Data listing =
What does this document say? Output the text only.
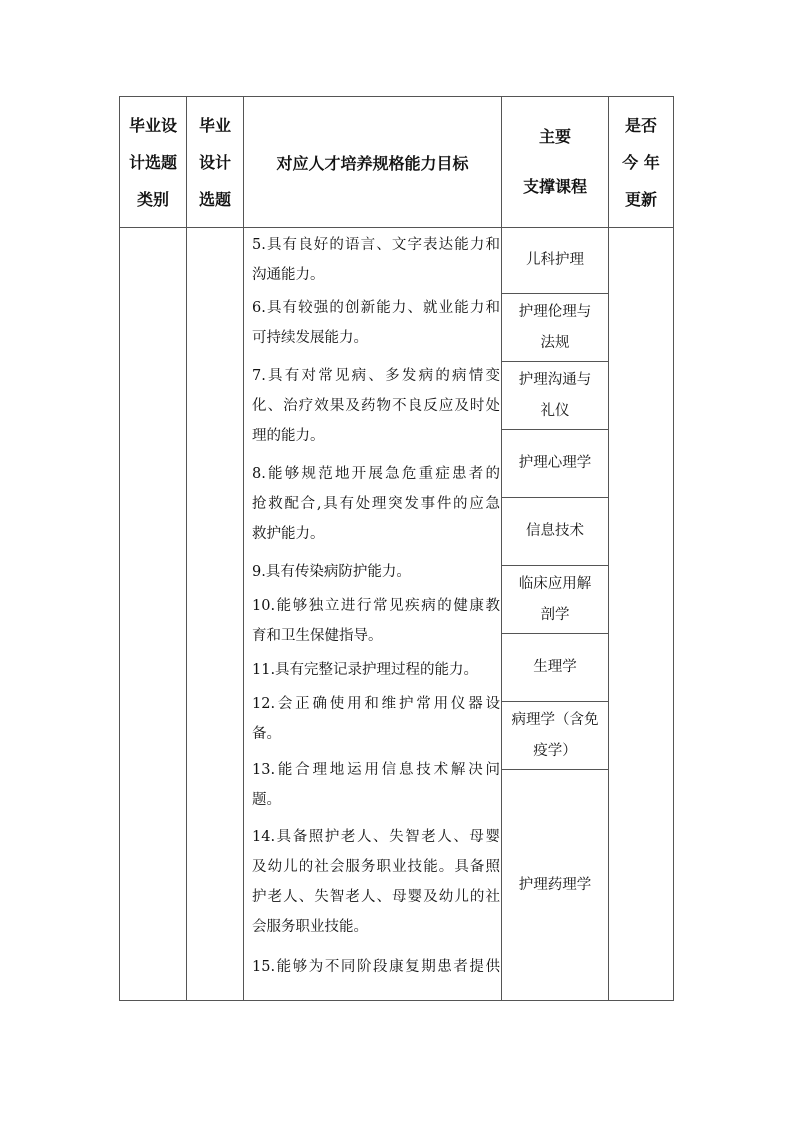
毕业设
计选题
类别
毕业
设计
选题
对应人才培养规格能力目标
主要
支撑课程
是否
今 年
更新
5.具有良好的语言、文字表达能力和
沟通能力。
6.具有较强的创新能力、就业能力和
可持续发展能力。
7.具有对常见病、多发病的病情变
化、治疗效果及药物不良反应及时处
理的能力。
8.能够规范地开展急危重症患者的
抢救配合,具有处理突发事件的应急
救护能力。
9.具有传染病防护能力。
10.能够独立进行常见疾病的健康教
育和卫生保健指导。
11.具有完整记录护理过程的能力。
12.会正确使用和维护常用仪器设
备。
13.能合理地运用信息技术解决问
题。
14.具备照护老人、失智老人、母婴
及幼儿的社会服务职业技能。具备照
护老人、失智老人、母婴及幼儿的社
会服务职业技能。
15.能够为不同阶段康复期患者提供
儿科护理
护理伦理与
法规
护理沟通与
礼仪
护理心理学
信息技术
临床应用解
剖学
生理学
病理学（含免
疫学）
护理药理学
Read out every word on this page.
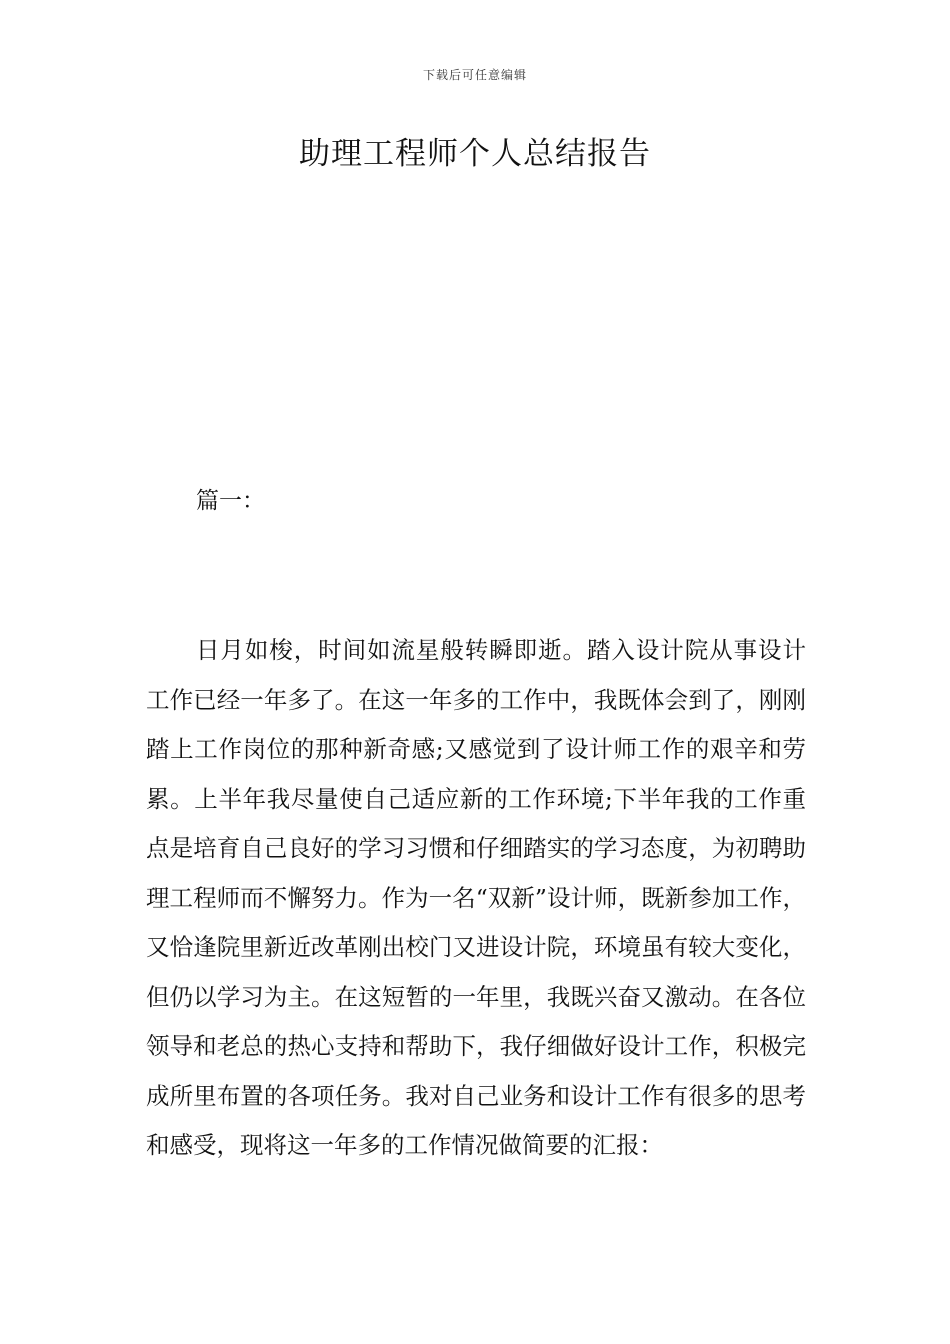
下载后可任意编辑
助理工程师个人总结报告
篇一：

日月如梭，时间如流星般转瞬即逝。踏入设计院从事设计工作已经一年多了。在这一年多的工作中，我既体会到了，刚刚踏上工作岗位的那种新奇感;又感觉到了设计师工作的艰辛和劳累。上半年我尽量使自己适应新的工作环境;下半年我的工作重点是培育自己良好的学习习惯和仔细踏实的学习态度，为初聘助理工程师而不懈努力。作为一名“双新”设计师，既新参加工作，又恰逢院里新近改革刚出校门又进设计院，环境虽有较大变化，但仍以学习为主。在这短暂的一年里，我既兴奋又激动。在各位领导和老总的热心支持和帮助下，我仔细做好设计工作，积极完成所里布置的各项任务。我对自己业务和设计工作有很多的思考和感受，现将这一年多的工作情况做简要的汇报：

Exercise task = Check each line above for "this" and return the ones that have it.

Output =
What does this document say? Output the text only.
Read out every word on this page.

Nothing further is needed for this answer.